■ Set problem:
Each record that follows should be repeated exactly, minus any images.

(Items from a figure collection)
--------------------
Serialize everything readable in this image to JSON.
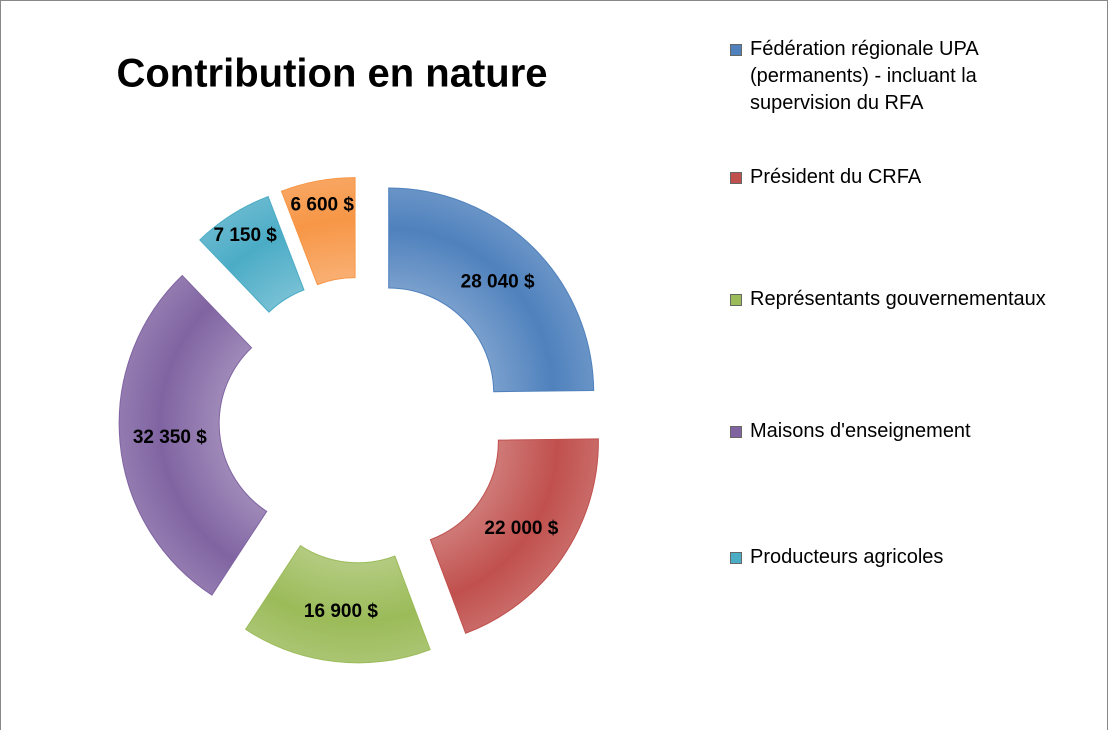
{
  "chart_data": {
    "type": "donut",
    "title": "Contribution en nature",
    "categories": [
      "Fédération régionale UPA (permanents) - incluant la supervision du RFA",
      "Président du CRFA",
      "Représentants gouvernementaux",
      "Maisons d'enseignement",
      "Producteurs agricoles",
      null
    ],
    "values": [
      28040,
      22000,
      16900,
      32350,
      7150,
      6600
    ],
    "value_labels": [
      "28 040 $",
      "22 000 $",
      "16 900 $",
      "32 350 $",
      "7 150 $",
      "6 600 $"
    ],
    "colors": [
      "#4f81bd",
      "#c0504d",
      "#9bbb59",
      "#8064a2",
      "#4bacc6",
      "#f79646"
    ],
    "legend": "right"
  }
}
--------------------
■ Response:
Serialize everything readable in this image to JSON.
{
  "chart_data": {
    "type": "donut",
    "title": "Contribution en nature",
    "categories": [
      "Fédération régionale UPA (permanents) - incluant la supervision du RFA",
      "Président du CRFA",
      "Représentants gouvernementaux",
      "Maisons d'enseignement",
      "Producteurs agricoles",
      null
    ],
    "values": [
      28040,
      22000,
      16900,
      32350,
      7150,
      6600
    ],
    "value_labels": [
      "28 040 $",
      "22 000 $",
      "16 900 $",
      "32 350 $",
      "7 150 $",
      "6 600 $"
    ],
    "colors": [
      "#4f81bd",
      "#c0504d",
      "#9bbb59",
      "#8064a2",
      "#4bacc6",
      "#f79646"
    ],
    "legend": "right"
  }
}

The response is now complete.